- _TEXT EXCERPT_

Next week we’ll be back with some test calls and our first impressions. In the meanwhile we’ll keep our eyes peeled for ASR integration (LumenVox/Sphinx), which will make this a truly valuable stab at open sourcing some of the most expensive carrier-grade technology out there.

Assistive and Accessibility Technology

Wednesday, November 21st, 2007

Diligent readers may have noticed that dominant news bits concerning speech and language technologies seem to focus on the cost- or time-saving aspects it. This is understandable, as the big players (Google, Microsoft, Nuance, IBM) have made it their mandate to capture lucrative markets (call center automation, directory assistance). Application of natural language technologies elsewhere, e.g. where it’s fun (in games) or necessary (providing accessibility for visually impaired users), seems to lag.
Not so this week. This week seems to shine under the assistive/accessibility technology star. Note Sourceforge project “Speak as Daisy” – a Microsoft Word plugin that enables creation of XML files with markup for speech synthesis or electronic braille generation. The plugin is said to be available in 2008.

- _DATASET EXCERPTS_
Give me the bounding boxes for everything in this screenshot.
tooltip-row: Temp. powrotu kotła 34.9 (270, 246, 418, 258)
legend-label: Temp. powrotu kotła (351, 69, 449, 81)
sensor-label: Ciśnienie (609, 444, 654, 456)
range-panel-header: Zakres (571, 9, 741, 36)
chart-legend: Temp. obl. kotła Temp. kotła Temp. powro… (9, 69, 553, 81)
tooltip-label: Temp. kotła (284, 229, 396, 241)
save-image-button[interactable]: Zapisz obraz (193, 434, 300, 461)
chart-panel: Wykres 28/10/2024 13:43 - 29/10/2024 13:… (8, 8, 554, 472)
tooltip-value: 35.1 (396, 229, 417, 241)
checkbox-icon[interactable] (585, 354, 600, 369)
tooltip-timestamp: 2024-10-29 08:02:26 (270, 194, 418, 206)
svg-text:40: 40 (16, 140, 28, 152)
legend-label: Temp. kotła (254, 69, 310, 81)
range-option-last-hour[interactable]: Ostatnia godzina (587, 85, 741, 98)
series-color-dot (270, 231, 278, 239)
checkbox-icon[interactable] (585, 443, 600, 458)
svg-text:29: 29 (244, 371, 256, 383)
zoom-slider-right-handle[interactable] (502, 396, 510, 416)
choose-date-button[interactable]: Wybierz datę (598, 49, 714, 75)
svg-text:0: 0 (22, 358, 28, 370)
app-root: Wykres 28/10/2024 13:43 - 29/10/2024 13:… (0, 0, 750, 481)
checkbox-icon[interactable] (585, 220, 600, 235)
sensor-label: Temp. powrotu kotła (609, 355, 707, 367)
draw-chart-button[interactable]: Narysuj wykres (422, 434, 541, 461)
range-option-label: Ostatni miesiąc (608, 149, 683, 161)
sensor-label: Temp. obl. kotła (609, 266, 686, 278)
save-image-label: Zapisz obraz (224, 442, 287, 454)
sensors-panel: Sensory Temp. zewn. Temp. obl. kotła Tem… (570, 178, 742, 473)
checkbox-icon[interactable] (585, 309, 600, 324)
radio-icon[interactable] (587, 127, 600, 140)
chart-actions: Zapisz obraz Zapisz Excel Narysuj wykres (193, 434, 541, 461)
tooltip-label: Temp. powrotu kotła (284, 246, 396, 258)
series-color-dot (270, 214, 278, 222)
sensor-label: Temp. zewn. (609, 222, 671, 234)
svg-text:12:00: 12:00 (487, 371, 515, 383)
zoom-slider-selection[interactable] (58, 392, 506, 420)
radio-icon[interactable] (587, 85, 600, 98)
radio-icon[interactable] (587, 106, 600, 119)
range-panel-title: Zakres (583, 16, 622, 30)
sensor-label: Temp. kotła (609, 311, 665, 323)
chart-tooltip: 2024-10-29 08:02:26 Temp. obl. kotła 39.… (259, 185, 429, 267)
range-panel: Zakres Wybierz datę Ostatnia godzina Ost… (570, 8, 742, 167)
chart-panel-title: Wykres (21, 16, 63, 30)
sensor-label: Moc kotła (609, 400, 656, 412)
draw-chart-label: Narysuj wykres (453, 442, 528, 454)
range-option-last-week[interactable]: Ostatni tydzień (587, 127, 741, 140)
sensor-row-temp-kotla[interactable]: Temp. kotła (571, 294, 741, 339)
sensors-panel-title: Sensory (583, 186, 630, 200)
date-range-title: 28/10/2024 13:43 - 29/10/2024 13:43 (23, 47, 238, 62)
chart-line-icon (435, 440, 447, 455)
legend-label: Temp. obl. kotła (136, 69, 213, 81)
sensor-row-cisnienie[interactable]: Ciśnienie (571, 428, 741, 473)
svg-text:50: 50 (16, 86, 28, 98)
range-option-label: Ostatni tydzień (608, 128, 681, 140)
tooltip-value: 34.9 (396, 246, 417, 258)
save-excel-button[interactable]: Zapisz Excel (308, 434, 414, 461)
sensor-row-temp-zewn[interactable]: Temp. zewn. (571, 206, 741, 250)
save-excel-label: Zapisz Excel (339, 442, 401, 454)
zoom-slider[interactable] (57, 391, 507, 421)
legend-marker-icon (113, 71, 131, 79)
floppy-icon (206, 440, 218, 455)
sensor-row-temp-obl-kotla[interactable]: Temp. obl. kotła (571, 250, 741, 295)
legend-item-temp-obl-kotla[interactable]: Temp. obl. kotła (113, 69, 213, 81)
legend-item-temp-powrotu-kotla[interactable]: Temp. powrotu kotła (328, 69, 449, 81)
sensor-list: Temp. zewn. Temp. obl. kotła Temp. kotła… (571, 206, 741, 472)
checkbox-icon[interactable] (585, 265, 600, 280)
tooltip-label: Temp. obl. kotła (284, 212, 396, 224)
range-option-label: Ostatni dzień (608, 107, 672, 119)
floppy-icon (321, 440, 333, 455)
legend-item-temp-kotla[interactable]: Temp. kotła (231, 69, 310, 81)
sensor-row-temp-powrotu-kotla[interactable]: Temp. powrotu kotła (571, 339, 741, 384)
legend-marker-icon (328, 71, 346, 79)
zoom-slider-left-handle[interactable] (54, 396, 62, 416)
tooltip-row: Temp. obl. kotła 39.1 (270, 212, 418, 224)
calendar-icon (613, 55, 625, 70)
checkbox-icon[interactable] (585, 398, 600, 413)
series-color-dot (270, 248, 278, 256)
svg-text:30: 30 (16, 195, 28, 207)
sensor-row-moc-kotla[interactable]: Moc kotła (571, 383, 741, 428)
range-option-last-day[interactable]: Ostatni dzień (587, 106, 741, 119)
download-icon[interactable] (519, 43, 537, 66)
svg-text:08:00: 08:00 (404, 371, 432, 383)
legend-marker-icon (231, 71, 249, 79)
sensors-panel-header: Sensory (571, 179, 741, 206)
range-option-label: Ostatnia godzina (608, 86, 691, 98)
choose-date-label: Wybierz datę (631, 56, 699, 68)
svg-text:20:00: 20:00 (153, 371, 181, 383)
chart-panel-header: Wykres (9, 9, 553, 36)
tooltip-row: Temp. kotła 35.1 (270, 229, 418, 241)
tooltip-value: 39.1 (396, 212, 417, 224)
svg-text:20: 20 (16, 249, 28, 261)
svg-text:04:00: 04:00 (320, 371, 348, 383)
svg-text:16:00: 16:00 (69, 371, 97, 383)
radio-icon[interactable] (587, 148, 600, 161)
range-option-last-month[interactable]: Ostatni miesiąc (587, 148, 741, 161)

- _WORK REQUEST 1_
In the post on assistive and accessibility technology, reproduce the passage from "Assistive and Accessibility" up to and including "seems to lag.".
- _WORK REQUEST 2_
According to the post on assistive and accessibility technology, what does the "Speak as Daisy" plugin enable?

- _WRITTEN ANSWER 1_
Assistive and Accessibility Technology

Wednesday, November 21st, 2007

Diligent readers may have noticed that dominant news bits concerning speech and language technologies seem to focus on the cost- or time-saving aspects it. This is understandable, as the big players (Google, Microsoft, Nuance, IBM) have made it their mandate to capture lucrative markets (call center automation, directory assistance). Application of natural language technologies elsewhere, e.g. where it’s fun (in games) or necessary (providing accessibility for visually impaired users), seems to lag.

- _WRITTEN ANSWER 2_
It enables creation of XML files with markup for speech synthesis or electronic braille generation.